» **Task list**
A. Return everything from "Cleric gives such" down to "a swiss-army knife." in the passage on cleric and wizard spellcasting.
B. According to the passage on cleric and wizard spellcasting, what does Arcane Discovery: Fast Study allow?

» **Text segment**
────────────────

Cleric gives such a flexible spell list that the prestige class enables a lot of ability to change your style of play from day to day, or even during the day. The fact you can still spontaneously convert spells to cure is useful, and having double the spell slots to prepare things means that while you could prepare the same number of spells a normal mage would, you can leave the others free to prep them later. Very much a swiss-army knife.

Wizard likewise gives you access to a very vast spell list, and more importantly the ability to scribe scrolls, which you can do for a lot more flexibility and utility during downtime. Additionally, because you can leave slots open to prepare later, so long as you have a few minutes, you can pull up something useful. Bonus points for the Wizard for Arcane Discovery: Fast Study, which means so long as you have a minute, you can prepare something. I also do not see why this does not affect your prep time for your divine class, as well. It does require you to take 5 levels in wizard first, though which either means you play straight wizard for 5, then go cleric 3 and delay start of mystic theurge a little (but also getting you access to 3rd level arcane spells at normal speed), or picking it up by continuing in wizard after taking mystic theurge levels.

────────────────

» **Stored data**
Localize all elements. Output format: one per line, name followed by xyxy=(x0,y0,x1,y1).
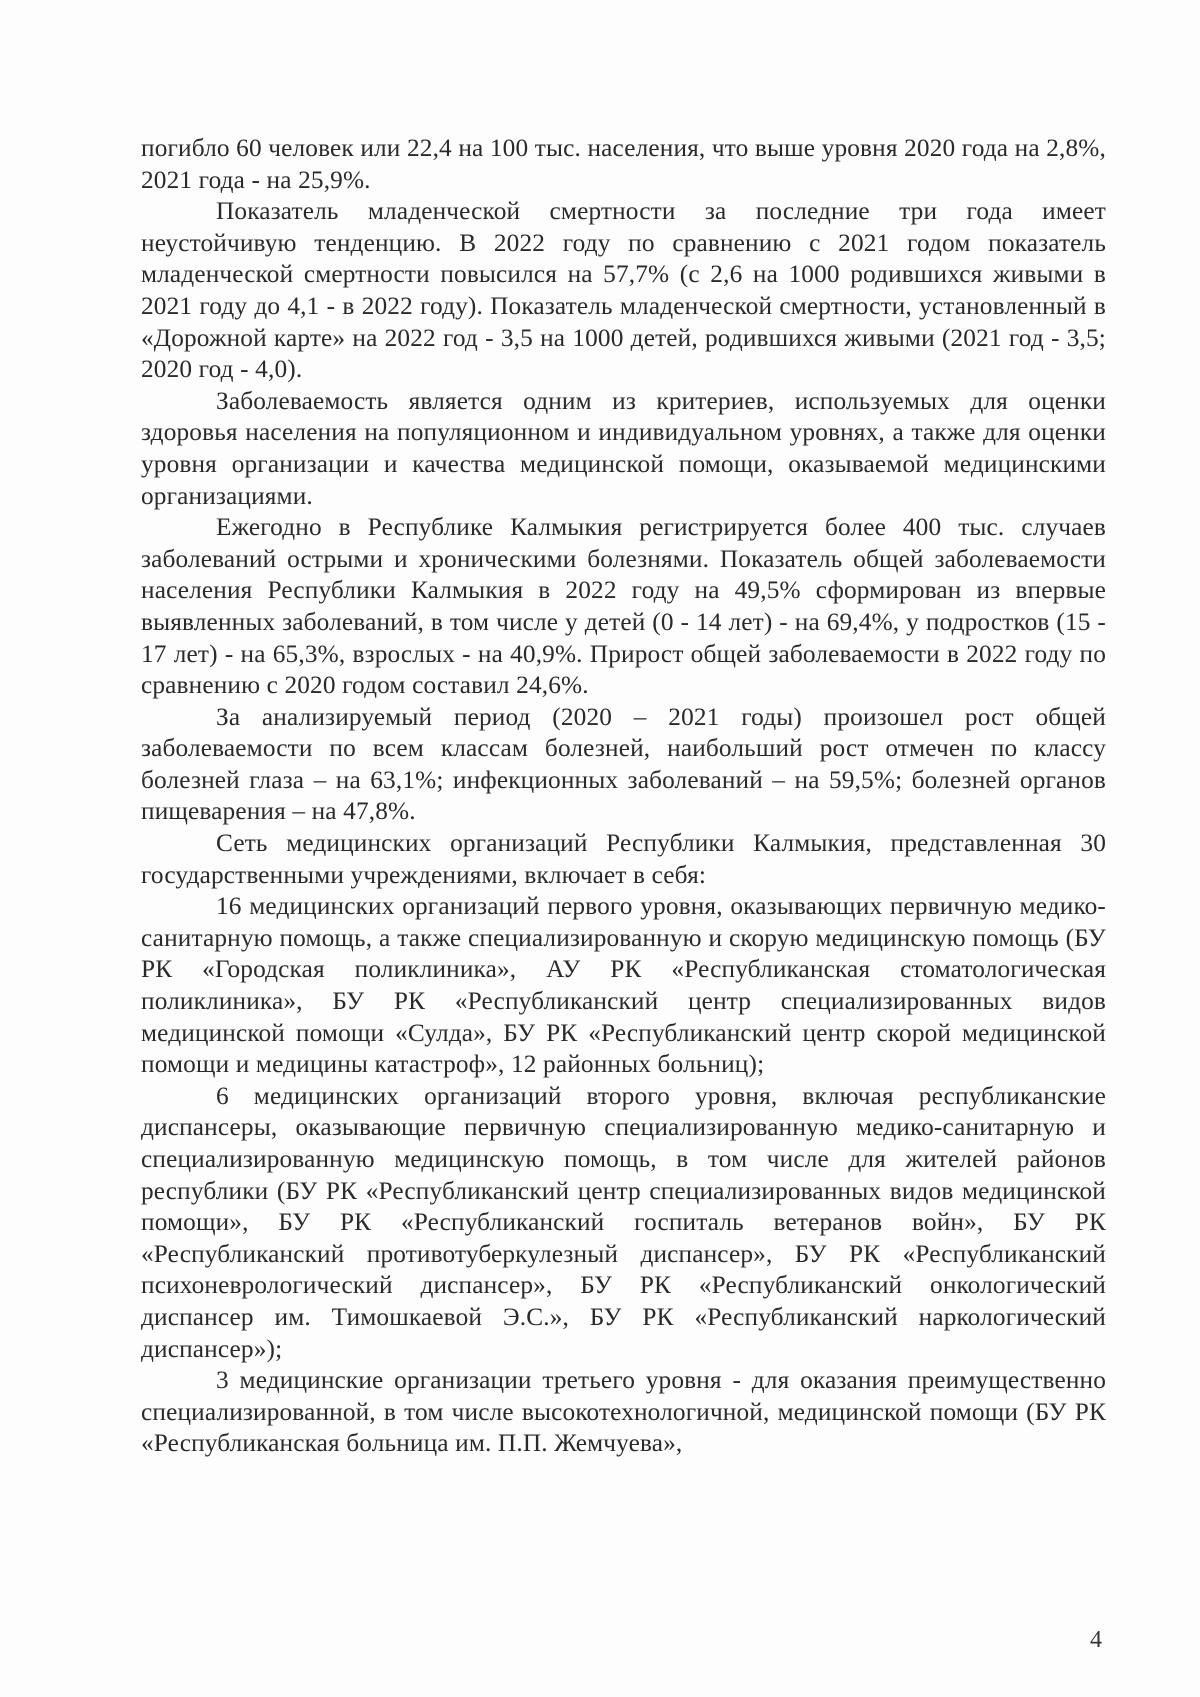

────────────────

» **Replies**
A.
Cleric gives such a flexible spell list that the prestige class enables a lot of ability to change your style of play from day to day, or even during the day. The fact you can still spontaneously convert spells to cure is useful, and having double the spell slots to prepare things means that while you could prepare the same number of spells a normal mage would, you can leave the others free to prep them later. Very much a swiss-army knife.

B. It allows you to prepare something as long as you have a minute.